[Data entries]
## BEGIN

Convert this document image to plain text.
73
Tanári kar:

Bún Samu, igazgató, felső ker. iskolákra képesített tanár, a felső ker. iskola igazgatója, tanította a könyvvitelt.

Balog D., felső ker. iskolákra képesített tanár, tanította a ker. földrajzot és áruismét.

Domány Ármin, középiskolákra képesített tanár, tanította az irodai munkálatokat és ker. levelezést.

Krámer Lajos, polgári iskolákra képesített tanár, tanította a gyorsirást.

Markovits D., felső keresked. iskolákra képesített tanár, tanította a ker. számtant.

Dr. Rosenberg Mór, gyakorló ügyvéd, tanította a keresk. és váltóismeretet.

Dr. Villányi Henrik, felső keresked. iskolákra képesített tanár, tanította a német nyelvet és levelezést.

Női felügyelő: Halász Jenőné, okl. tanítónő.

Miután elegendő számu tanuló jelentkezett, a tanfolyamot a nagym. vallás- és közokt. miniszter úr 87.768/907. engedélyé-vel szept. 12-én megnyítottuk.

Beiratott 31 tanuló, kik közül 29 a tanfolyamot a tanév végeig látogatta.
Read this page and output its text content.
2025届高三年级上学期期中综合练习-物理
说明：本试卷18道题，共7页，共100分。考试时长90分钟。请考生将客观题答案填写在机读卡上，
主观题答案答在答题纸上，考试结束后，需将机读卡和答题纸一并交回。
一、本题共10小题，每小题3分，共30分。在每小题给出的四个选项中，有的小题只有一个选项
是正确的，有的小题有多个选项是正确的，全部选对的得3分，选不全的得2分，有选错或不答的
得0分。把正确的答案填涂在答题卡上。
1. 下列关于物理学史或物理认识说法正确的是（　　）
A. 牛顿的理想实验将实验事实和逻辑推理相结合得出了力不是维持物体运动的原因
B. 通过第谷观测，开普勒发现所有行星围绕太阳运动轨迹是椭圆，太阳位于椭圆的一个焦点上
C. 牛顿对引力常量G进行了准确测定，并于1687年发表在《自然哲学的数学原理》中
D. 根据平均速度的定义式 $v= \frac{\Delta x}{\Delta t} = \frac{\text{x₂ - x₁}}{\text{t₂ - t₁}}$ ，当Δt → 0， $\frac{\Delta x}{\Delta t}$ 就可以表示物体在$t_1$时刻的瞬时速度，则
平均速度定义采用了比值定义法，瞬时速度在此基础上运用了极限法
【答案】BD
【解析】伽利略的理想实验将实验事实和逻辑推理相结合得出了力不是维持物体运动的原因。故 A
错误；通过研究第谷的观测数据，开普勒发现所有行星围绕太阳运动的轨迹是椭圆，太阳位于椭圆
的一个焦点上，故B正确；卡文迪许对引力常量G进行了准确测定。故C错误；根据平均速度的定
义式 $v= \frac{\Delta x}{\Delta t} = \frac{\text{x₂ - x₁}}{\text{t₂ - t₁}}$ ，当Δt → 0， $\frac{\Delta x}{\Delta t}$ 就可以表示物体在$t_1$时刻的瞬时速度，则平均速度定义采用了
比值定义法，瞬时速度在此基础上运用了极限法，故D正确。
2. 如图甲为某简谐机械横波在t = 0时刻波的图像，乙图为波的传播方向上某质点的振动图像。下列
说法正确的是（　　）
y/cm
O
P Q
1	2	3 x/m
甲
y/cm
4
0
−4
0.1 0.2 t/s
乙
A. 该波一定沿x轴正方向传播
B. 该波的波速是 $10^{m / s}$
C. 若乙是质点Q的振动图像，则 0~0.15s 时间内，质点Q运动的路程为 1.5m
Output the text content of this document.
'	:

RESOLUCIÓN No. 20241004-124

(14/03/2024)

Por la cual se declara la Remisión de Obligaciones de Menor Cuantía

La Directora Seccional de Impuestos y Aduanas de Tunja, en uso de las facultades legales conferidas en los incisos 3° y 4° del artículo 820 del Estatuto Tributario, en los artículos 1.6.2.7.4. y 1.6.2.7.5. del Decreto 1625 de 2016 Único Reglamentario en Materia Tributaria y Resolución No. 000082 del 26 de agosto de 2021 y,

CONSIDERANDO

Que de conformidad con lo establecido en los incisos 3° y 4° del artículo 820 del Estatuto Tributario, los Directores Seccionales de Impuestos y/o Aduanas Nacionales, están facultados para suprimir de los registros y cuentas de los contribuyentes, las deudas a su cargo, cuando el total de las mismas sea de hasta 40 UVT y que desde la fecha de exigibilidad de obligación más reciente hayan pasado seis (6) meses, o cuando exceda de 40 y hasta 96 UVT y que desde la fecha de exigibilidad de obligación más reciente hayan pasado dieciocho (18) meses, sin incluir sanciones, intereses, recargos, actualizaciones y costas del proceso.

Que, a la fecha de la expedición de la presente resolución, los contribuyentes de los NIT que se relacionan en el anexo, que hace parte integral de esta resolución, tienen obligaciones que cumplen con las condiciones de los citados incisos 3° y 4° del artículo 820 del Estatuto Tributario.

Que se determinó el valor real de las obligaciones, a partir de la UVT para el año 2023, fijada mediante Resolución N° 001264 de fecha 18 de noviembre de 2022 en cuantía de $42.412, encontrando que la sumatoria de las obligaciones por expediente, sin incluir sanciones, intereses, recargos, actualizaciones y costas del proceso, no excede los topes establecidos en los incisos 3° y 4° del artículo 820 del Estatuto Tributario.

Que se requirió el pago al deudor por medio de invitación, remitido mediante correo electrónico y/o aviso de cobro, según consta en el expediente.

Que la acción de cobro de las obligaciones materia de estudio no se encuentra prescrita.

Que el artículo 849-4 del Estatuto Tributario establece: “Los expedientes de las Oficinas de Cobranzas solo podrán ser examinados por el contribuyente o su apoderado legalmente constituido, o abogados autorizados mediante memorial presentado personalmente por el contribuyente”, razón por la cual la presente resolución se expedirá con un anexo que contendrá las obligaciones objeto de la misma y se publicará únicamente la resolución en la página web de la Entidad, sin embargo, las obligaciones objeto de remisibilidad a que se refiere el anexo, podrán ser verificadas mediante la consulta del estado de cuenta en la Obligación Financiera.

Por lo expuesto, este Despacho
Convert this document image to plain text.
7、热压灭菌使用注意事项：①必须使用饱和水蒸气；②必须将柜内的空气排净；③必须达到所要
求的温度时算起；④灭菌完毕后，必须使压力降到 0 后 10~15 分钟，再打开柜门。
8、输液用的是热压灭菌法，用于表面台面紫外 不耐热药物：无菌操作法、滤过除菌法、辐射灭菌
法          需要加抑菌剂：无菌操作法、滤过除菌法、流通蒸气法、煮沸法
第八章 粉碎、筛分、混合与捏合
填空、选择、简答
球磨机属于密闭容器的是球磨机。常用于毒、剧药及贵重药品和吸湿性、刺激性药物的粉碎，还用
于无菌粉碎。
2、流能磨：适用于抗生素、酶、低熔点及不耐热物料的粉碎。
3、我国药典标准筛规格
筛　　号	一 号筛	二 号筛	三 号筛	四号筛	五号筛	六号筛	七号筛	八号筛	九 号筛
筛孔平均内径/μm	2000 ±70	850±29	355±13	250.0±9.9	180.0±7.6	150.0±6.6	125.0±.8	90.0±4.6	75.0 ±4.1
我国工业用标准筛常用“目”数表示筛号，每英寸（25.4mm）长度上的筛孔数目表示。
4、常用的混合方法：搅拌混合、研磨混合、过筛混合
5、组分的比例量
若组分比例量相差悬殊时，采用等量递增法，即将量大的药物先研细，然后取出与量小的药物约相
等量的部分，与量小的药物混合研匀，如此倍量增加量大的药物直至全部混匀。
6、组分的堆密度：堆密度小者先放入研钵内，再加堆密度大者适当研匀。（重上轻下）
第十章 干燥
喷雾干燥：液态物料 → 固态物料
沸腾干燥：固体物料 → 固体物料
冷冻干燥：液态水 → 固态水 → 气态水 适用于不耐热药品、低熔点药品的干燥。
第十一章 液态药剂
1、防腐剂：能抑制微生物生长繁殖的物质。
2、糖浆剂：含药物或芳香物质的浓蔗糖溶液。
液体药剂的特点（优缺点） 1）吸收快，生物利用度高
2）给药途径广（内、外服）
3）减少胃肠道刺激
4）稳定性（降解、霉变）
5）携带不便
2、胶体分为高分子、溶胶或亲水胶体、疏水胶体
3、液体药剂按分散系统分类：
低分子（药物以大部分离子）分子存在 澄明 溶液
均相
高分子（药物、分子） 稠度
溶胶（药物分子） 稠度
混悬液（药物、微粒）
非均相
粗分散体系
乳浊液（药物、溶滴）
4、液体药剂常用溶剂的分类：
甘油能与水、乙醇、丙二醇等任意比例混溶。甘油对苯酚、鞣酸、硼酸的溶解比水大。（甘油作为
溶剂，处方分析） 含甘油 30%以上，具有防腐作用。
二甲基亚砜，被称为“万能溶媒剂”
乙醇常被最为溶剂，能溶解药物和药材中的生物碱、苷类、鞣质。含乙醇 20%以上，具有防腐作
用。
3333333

## END

Search the lines for the word "时刻的瞬时速度" and report how many contain it, by number only.

2